## Given problem
Lines containing the word "name" are the ones to copy from the records below.

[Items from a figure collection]
+ + +
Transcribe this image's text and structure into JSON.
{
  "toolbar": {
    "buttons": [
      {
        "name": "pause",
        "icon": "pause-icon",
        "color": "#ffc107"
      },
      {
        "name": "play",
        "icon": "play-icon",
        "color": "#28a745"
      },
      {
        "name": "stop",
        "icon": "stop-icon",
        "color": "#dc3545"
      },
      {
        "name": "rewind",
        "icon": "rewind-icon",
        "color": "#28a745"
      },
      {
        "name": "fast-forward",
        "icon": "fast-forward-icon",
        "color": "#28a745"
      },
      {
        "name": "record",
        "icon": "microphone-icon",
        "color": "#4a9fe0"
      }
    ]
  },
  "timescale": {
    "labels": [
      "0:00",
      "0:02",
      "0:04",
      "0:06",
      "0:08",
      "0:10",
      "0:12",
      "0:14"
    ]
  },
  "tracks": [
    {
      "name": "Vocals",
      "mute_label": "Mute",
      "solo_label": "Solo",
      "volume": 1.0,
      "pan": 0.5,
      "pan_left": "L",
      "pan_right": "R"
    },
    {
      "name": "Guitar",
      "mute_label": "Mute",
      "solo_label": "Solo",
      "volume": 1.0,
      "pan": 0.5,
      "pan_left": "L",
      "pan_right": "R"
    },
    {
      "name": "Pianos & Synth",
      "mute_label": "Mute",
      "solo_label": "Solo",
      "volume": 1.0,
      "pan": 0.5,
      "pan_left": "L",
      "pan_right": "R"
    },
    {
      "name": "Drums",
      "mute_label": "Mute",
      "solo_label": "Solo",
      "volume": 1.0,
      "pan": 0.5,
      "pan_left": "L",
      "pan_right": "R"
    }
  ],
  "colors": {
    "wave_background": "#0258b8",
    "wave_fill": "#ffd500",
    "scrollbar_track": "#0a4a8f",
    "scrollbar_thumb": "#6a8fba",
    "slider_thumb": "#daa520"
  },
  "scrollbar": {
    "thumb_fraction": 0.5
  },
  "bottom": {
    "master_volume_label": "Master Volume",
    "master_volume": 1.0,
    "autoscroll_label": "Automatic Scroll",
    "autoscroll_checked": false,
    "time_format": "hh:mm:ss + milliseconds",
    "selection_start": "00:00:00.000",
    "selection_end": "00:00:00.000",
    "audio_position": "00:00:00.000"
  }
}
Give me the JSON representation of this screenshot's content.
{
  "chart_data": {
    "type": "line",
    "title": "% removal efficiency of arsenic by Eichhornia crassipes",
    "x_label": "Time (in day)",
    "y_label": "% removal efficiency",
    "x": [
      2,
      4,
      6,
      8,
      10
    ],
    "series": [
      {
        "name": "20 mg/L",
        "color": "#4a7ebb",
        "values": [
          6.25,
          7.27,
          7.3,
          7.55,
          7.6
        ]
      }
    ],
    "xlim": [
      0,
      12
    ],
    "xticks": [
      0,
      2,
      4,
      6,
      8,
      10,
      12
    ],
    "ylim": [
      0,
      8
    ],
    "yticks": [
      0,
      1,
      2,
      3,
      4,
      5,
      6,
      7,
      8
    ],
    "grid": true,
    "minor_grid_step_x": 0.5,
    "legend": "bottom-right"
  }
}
+ + +
## Solution for this task
        "name": "pause",
        "name": "play",
        "name": "stop",
        "name": "rewind",
        "name": "fast-forward",
        "name": "record",
      "name": "Vocals",
      "name": "Guitar",
      "name": "Pianos & Synth",
      "name": "Drums",
        "name": "20 mg/L",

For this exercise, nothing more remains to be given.